*DATA LINES:*
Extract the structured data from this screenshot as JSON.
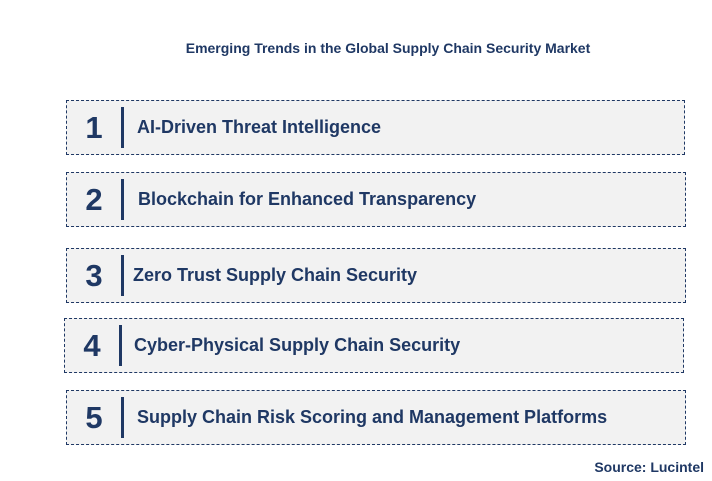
{
  "title": "Emerging Trends in the Global Supply Chain Security Market",
  "trends": [
    {
      "number": "1",
      "label": "AI-Driven Threat Intelligence"
    },
    {
      "number": "2",
      "label": "Blockchain for Enhanced Transparency"
    },
    {
      "number": "3",
      "label": "Zero Trust Supply Chain Security"
    },
    {
      "number": "4",
      "label": "Cyber-Physical Supply Chain Security"
    },
    {
      "number": "5",
      "label": "Supply Chain Risk Scoring and Management Platforms"
    }
  ],
  "source": "Source: Lucintel",
  "colors": {
    "text": "#1f3864",
    "box_fill": "#f2f2f2",
    "border": "#1f3864"
  }
}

*WORK TO DO:* Copy every record above exactly as written, but leave out the pictures.

*SOLUTION TO THE PROBLEM:*
Extract the structured data from this screenshot as JSON.
{
  "title": "Emerging Trends in the Global Supply Chain Security Market",
  "trends": [
    {
      "number": "1",
      "label": "AI-Driven Threat Intelligence"
    },
    {
      "number": "2",
      "label": "Blockchain for Enhanced Transparency"
    },
    {
      "number": "3",
      "label": "Zero Trust Supply Chain Security"
    },
    {
      "number": "4",
      "label": "Cyber-Physical Supply Chain Security"
    },
    {
      "number": "5",
      "label": "Supply Chain Risk Scoring and Management Platforms"
    }
  ],
  "source": "Source: Lucintel",
  "colors": {
    "text": "#1f3864",
    "box_fill": "#f2f2f2",
    "border": "#1f3864"
  }
}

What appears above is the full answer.